OBJECTIVE: Reproduce all records verbatim.
-- begin --
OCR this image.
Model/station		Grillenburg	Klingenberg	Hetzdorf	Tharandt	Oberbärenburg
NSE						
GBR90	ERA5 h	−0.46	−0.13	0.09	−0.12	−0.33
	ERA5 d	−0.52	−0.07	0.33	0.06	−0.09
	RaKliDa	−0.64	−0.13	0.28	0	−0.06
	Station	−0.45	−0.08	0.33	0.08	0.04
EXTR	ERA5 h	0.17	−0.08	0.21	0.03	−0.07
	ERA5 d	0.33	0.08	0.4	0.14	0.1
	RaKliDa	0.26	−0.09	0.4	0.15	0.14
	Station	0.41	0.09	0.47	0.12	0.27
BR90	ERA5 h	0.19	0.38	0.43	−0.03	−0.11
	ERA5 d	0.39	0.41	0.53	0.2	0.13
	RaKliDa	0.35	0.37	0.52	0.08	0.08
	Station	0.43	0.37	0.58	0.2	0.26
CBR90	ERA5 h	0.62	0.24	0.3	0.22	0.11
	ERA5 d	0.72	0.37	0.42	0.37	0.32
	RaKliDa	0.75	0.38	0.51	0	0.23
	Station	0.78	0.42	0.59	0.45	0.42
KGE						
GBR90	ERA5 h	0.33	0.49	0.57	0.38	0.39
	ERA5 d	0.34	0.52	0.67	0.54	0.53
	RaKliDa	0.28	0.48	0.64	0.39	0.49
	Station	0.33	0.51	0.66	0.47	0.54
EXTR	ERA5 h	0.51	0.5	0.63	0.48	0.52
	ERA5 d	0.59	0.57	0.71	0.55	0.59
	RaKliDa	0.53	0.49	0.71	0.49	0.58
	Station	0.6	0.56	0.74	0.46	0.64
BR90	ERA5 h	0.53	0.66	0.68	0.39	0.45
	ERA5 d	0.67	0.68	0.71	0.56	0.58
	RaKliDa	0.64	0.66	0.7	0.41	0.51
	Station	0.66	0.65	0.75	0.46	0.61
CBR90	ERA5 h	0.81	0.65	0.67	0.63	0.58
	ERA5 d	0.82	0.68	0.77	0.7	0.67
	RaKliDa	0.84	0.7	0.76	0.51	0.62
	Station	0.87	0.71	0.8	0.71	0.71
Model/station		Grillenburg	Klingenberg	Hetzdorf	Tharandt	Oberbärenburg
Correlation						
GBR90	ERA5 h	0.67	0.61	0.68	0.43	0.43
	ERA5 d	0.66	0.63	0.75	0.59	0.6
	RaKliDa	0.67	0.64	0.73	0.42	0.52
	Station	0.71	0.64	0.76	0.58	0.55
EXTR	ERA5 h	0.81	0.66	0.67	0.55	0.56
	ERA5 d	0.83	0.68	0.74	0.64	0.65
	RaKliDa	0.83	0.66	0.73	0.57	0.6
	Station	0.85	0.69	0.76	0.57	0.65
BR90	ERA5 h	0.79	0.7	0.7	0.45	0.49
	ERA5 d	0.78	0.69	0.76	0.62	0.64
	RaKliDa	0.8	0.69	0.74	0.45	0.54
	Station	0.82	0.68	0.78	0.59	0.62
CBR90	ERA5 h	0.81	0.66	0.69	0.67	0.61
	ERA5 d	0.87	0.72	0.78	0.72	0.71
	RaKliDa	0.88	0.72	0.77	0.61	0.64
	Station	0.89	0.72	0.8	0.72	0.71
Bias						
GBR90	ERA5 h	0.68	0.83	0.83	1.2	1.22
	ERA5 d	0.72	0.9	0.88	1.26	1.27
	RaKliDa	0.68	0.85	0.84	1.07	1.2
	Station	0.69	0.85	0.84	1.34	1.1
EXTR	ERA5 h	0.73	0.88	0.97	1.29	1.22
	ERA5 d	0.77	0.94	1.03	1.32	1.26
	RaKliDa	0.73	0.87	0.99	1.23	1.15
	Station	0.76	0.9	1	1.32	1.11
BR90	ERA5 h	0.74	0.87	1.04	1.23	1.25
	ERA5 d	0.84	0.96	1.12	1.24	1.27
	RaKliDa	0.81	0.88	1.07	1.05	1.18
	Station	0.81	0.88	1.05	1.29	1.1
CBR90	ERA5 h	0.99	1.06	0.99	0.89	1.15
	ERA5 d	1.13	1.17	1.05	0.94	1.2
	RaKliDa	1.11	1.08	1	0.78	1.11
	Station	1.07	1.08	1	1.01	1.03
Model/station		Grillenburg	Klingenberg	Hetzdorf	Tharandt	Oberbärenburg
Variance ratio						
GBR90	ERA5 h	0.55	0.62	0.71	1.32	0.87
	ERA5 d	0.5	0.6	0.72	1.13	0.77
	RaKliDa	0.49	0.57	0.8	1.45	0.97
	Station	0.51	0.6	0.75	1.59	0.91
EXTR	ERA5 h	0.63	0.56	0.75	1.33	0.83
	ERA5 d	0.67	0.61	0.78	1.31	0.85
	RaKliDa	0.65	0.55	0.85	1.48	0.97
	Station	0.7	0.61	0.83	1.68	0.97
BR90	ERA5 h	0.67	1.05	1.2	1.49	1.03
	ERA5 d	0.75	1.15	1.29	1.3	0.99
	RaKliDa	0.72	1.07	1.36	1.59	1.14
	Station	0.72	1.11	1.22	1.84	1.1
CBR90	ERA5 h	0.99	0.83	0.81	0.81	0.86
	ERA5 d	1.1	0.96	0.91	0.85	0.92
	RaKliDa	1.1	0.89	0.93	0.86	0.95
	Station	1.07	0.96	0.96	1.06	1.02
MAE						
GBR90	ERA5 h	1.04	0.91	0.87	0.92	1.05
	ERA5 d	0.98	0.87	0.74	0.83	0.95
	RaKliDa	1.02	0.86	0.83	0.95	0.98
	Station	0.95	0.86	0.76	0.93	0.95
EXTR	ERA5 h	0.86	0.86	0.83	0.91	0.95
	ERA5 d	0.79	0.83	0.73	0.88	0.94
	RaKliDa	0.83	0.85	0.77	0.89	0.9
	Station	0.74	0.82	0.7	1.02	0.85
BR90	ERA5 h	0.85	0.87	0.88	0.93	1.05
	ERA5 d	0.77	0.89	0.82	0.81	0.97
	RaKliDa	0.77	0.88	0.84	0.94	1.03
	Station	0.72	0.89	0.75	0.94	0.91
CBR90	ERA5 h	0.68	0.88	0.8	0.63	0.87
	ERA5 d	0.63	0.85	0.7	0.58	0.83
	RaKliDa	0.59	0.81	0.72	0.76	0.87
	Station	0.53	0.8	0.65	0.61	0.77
-- end --
FINISHED EXERCISE:
OCR this image.
Model/station		Grillenburg	Klingenberg	Hetzdorf	Tharandt	Oberbärenburg
NSE						
GBR90	ERA5 h	−0.46	−0.13	0.09	−0.12	−0.33
	ERA5 d	−0.52	−0.07	0.33	0.06	−0.09
	RaKliDa	−0.64	−0.13	0.28	0	−0.06
	Station	−0.45	−0.08	0.33	0.08	0.04
EXTR	ERA5 h	0.17	−0.08	0.21	0.03	−0.07
	ERA5 d	0.33	0.08	0.4	0.14	0.1
	RaKliDa	0.26	−0.09	0.4	0.15	0.14
	Station	0.41	0.09	0.47	0.12	0.27
BR90	ERA5 h	0.19	0.38	0.43	−0.03	−0.11
	ERA5 d	0.39	0.41	0.53	0.2	0.13
	RaKliDa	0.35	0.37	0.52	0.08	0.08
	Station	0.43	0.37	0.58	0.2	0.26
CBR90	ERA5 h	0.62	0.24	0.3	0.22	0.11
	ERA5 d	0.72	0.37	0.42	0.37	0.32
	RaKliDa	0.75	0.38	0.51	0	0.23
	Station	0.78	0.42	0.59	0.45	0.42
KGE						
GBR90	ERA5 h	0.33	0.49	0.57	0.38	0.39
	ERA5 d	0.34	0.52	0.67	0.54	0.53
	RaKliDa	0.28	0.48	0.64	0.39	0.49
	Station	0.33	0.51	0.66	0.47	0.54
EXTR	ERA5 h	0.51	0.5	0.63	0.48	0.52
	ERA5 d	0.59	0.57	0.71	0.55	0.59
	RaKliDa	0.53	0.49	0.71	0.49	0.58
	Station	0.6	0.56	0.74	0.46	0.64
BR90	ERA5 h	0.53	0.66	0.68	0.39	0.45
	ERA5 d	0.67	0.68	0.71	0.56	0.58
	RaKliDa	0.64	0.66	0.7	0.41	0.51
	Station	0.66	0.65	0.75	0.46	0.61
CBR90	ERA5 h	0.81	0.65	0.67	0.63	0.58
	ERA5 d	0.82	0.68	0.77	0.7	0.67
	RaKliDa	0.84	0.7	0.76	0.51	0.62
	Station	0.87	0.71	0.8	0.71	0.71
Model/station		Grillenburg	Klingenberg	Hetzdorf	Tharandt	Oberbärenburg
Correlation						
GBR90	ERA5 h	0.67	0.61	0.68	0.43	0.43
	ERA5 d	0.66	0.63	0.75	0.59	0.6
	RaKliDa	0.67	0.64	0.73	0.42	0.52
	Station	0.71	0.64	0.76	0.58	0.55
EXTR	ERA5 h	0.81	0.66	0.67	0.55	0.56
	ERA5 d	0.83	0.68	0.74	0.64	0.65
	RaKliDa	0.83	0.66	0.73	0.57	0.6
	Station	0.85	0.69	0.76	0.57	0.65
BR90	ERA5 h	0.79	0.7	0.7	0.45	0.49
	ERA5 d	0.78	0.69	0.76	0.62	0.64
	RaKliDa	0.8	0.69	0.74	0.45	0.54
	Station	0.82	0.68	0.78	0.59	0.62
CBR90	ERA5 h	0.81	0.66	0.69	0.67	0.61
	ERA5 d	0.87	0.72	0.78	0.72	0.71
	RaKliDa	0.88	0.72	0.77	0.61	0.64
	Station	0.89	0.72	0.8	0.72	0.71
Bias						
GBR90	ERA5 h	0.68	0.83	0.83	1.2	1.22
	ERA5 d	0.72	0.9	0.88	1.26	1.27
	RaKliDa	0.68	0.85	0.84	1.07	1.2
	Station	0.69	0.85	0.84	1.34	1.1
EXTR	ERA5 h	0.73	0.88	0.97	1.29	1.22
	ERA5 d	0.77	0.94	1.03	1.32	1.26
	RaKliDa	0.73	0.87	0.99	1.23	1.15
	Station	0.76	0.9	1	1.32	1.11
BR90	ERA5 h	0.74	0.87	1.04	1.23	1.25
	ERA5 d	0.84	0.96	1.12	1.24	1.27
	RaKliDa	0.81	0.88	1.07	1.05	1.18
	Station	0.81	0.88	1.05	1.29	1.1
CBR90	ERA5 h	0.99	1.06	0.99	0.89	1.15
	ERA5 d	1.13	1.17	1.05	0.94	1.2
	RaKliDa	1.11	1.08	1	0.78	1.11
	Station	1.07	1.08	1	1.01	1.03
Model/station		Grillenburg	Klingenberg	Hetzdorf	Tharandt	Oberbärenburg
Variance ratio						
GBR90	ERA5 h	0.55	0.62	0.71	1.32	0.87
	ERA5 d	0.5	0.6	0.72	1.13	0.77
	RaKliDa	0.49	0.57	0.8	1.45	0.97
	Station	0.51	0.6	0.75	1.59	0.91
EXTR	ERA5 h	0.63	0.56	0.75	1.33	0.83
	ERA5 d	0.67	0.61	0.78	1.31	0.85
	RaKliDa	0.65	0.55	0.85	1.48	0.97
	Station	0.7	0.61	0.83	1.68	0.97
BR90	ERA5 h	0.67	1.05	1.2	1.49	1.03
	ERA5 d	0.75	1.15	1.29	1.3	0.99
	RaKliDa	0.72	1.07	1.36	1.59	1.14
	Station	0.72	1.11	1.22	1.84	1.1
CBR90	ERA5 h	0.99	0.83	0.81	0.81	0.86
	ERA5 d	1.1	0.96	0.91	0.85	0.92
	RaKliDa	1.1	0.89	0.93	0.86	0.95
	Station	1.07	0.96	0.96	1.06	1.02
MAE						
GBR90	ERA5 h	1.04	0.91	0.87	0.92	1.05
	ERA5 d	0.98	0.87	0.74	0.83	0.95
	RaKliDa	1.02	0.86	0.83	0.95	0.98
	Station	0.95	0.86	0.76	0.93	0.95
EXTR	ERA5 h	0.86	0.86	0.83	0.91	0.95
	ERA5 d	0.79	0.83	0.73	0.88	0.94
	RaKliDa	0.83	0.85	0.77	0.89	0.9
	Station	0.74	0.82	0.7	1.02	0.85
BR90	ERA5 h	0.85	0.87	0.88	0.93	1.05
	ERA5 d	0.77	0.89	0.82	0.81	0.97
	RaKliDa	0.77	0.88	0.84	0.94	1.03
	Station	0.72	0.89	0.75	0.94	0.91
CBR90	ERA5 h	0.68	0.88	0.8	0.63	0.87
	ERA5 d	0.63	0.85	0.7	0.58	0.83
	RaKliDa	0.59	0.81	0.72	0.76	0.87
	Station	0.53	0.8	0.65	0.61	0.77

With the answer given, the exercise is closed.